§ What to produce
Each line that holds the word "text" is to be identified and copied.

§ Exercise inputs
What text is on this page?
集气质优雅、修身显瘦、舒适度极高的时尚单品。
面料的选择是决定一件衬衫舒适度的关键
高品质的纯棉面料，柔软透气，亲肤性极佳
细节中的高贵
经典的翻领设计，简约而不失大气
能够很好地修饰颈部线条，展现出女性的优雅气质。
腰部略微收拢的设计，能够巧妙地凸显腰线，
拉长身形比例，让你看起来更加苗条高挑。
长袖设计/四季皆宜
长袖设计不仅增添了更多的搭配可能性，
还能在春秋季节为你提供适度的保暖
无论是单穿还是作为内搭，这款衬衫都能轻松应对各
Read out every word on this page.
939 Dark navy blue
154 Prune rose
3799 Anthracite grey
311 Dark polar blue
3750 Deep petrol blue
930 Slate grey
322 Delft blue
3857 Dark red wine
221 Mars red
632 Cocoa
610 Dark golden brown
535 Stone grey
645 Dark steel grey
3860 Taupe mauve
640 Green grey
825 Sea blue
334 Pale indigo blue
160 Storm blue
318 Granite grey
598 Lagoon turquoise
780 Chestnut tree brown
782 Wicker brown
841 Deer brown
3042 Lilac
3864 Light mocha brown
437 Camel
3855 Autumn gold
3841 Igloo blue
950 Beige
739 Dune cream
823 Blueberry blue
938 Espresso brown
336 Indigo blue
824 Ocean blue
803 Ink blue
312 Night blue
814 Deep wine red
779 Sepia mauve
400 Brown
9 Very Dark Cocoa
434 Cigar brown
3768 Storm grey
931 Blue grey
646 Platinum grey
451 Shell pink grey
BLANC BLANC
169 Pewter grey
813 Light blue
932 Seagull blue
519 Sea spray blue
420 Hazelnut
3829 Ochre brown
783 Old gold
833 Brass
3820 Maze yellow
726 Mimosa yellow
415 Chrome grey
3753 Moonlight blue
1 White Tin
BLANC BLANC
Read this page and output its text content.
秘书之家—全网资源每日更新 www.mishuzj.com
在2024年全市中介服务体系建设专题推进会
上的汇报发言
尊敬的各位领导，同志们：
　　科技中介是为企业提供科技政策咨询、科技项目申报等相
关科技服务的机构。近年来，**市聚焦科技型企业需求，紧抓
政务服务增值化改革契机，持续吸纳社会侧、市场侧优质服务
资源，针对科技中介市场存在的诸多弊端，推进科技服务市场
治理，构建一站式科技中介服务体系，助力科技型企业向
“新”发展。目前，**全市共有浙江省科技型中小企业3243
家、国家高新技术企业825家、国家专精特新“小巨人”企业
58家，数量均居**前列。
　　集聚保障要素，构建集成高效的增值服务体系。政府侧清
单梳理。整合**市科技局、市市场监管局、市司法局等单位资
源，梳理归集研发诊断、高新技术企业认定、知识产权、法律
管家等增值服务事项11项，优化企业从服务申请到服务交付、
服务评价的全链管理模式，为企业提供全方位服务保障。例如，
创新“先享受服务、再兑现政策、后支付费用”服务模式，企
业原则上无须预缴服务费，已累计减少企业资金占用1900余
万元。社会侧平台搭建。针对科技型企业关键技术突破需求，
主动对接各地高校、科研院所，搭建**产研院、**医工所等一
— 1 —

§ Correct answer
What text is on this page?
Read this page and output its text content.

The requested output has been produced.